- **WRITTEN REQUEST**
Where does the string "label" appear? Copy every line of the entries below that holds it.

Figure data in JSON
## BEGIN

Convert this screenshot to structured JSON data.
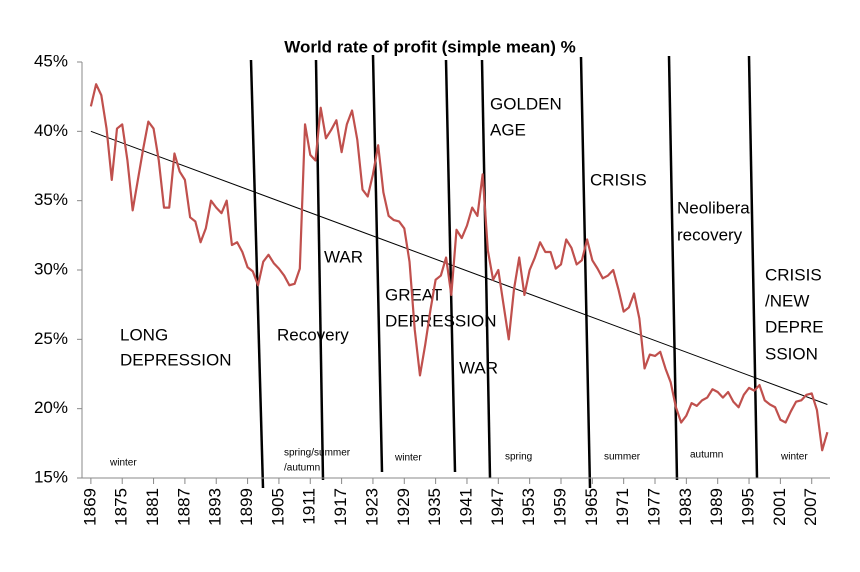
{
  "chart_data": {
    "type": "line",
    "title": "World rate of profit (simple mean) %",
    "x": [
      1869,
      1870,
      1871,
      1872,
      1873,
      1874,
      1875,
      1876,
      1877,
      1878,
      1879,
      1880,
      1881,
      1882,
      1883,
      1884,
      1885,
      1886,
      1887,
      1888,
      1889,
      1890,
      1891,
      1892,
      1893,
      1894,
      1895,
      1896,
      1897,
      1898,
      1899,
      1900,
      1901,
      1902,
      1903,
      1904,
      1905,
      1906,
      1907,
      1908,
      1909,
      1910,
      1911,
      1912,
      1913,
      1914,
      1915,
      1916,
      1917,
      1918,
      1919,
      1920,
      1921,
      1922,
      1923,
      1924,
      1925,
      1926,
      1927,
      1928,
      1929,
      1930,
      1931,
      1932,
      1933,
      1934,
      1935,
      1936,
      1937,
      1938,
      1939,
      1940,
      1941,
      1942,
      1943,
      1944,
      1945,
      1946,
      1947,
      1948,
      1949,
      1950,
      1951,
      1952,
      1953,
      1954,
      1955,
      1956,
      1957,
      1958,
      1959,
      1960,
      1961,
      1962,
      1963,
      1964,
      1965,
      1966,
      1967,
      1968,
      1969,
      1970,
      1971,
      1972,
      1973,
      1974,
      1975,
      1976,
      1977,
      1978,
      1979,
      1980,
      1981,
      1982,
      1983,
      1984,
      1985,
      1986,
      1987,
      1988,
      1989,
      1990,
      1991,
      1992,
      1993,
      1994,
      1995,
      1996,
      1997,
      1998,
      1999,
      2000,
      2001,
      2002,
      2003,
      2004,
      2005,
      2006,
      2007,
      2008,
      2009,
      2010
    ],
    "series": [
      {
        "color": "#c0504d",
        "values": [
          41.8,
          43.4,
          42.6,
          40.2,
          36.5,
          40.2,
          40.5,
          37.9,
          34.3,
          36.5,
          38.7,
          40.7,
          40.2,
          37.9,
          34.5,
          34.5,
          38.4,
          37.1,
          36.5,
          33.8,
          33.5,
          32.0,
          33.0,
          35.0,
          34.5,
          34.1,
          35.0,
          31.8,
          32.0,
          31.3,
          30.2,
          29.9,
          28.9,
          30.6,
          31.1,
          30.5,
          30.1,
          29.6,
          28.9,
          29.0,
          30.1,
          40.5,
          38.3,
          37.9,
          41.7,
          39.5,
          40.1,
          40.8,
          38.5,
          40.5,
          41.5,
          39.4,
          35.8,
          35.3,
          36.9,
          39.0,
          35.6,
          33.9,
          33.6,
          33.5,
          33.0,
          30.6,
          25.7,
          22.4,
          24.6,
          27.1,
          29.3,
          29.6,
          30.9,
          28.2,
          32.9,
          32.3,
          33.2,
          34.5,
          33.9,
          36.9,
          31.4,
          29.3,
          30.0,
          27.5,
          25.0,
          28.6,
          30.9,
          28.2,
          30.0,
          30.9,
          32.0,
          31.3,
          31.3,
          30.1,
          30.4,
          32.2,
          31.6,
          30.4,
          30.7,
          32.2,
          30.7,
          30.1,
          29.4,
          29.6,
          30.0,
          28.6,
          27.0,
          27.3,
          28.3,
          26.5,
          22.9,
          23.9,
          23.8,
          24.1,
          22.9,
          21.9,
          20.1,
          19.0,
          19.5,
          20.4,
          20.2,
          20.6,
          20.8,
          21.4,
          21.2,
          20.8,
          21.2,
          20.5,
          20.1,
          21.0,
          21.5,
          21.3,
          21.7,
          20.6,
          20.3,
          20.1,
          19.2,
          19.0,
          19.8,
          20.5,
          20.6,
          21.0,
          21.1,
          19.9,
          17.0,
          18.3
        ]
      }
    ],
    "trend": {
      "x": [
        1869,
        2010
      ],
      "values": [
        40.0,
        20.3
      ],
      "color": "#000000"
    },
    "xlim": [
      1867.3,
      2010.5
    ],
    "xticks": [
      1869,
      1875,
      1881,
      1887,
      1893,
      1899,
      1905,
      1911,
      1917,
      1923,
      1929,
      1935,
      1941,
      1947,
      1953,
      1959,
      1965,
      1971,
      1977,
      1983,
      1989,
      1995,
      2001,
      2007
    ],
    "ylim": [
      15,
      45
    ],
    "yticks": [
      {
        "value": 15,
        "label": "15%"
      },
      {
        "value": 20,
        "label": "20%"
      },
      {
        "value": 25,
        "label": "25%"
      },
      {
        "value": 30,
        "label": "30%"
      },
      {
        "value": 35,
        "label": "35%"
      },
      {
        "value": 40,
        "label": "40%"
      },
      {
        "value": 45,
        "label": "45%"
      }
    ],
    "annotations": [
      "LONG",
      "DEPRESSION",
      "Recovery",
      "WAR",
      "GREAT",
      "DEPRESSION",
      "WAR",
      "GOLDEN",
      "AGE",
      "CRISIS",
      "Neoliberal",
      "recovery",
      "CRISIS",
      "/NEW",
      "DEPRE",
      "SSION"
    ],
    "seasons": [
      "winter",
      "spring/summer",
      "/autumn",
      "winter",
      "spring",
      "summer",
      "autumn",
      "winter"
    ]
  }
}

## END

- **COMPLETED EXERCISE**
        "label": "15%"
        "label": "20%"
        "label": "25%"
        "label": "30%"
        "label": "35%"
        "label": "40%"
        "label": "45%"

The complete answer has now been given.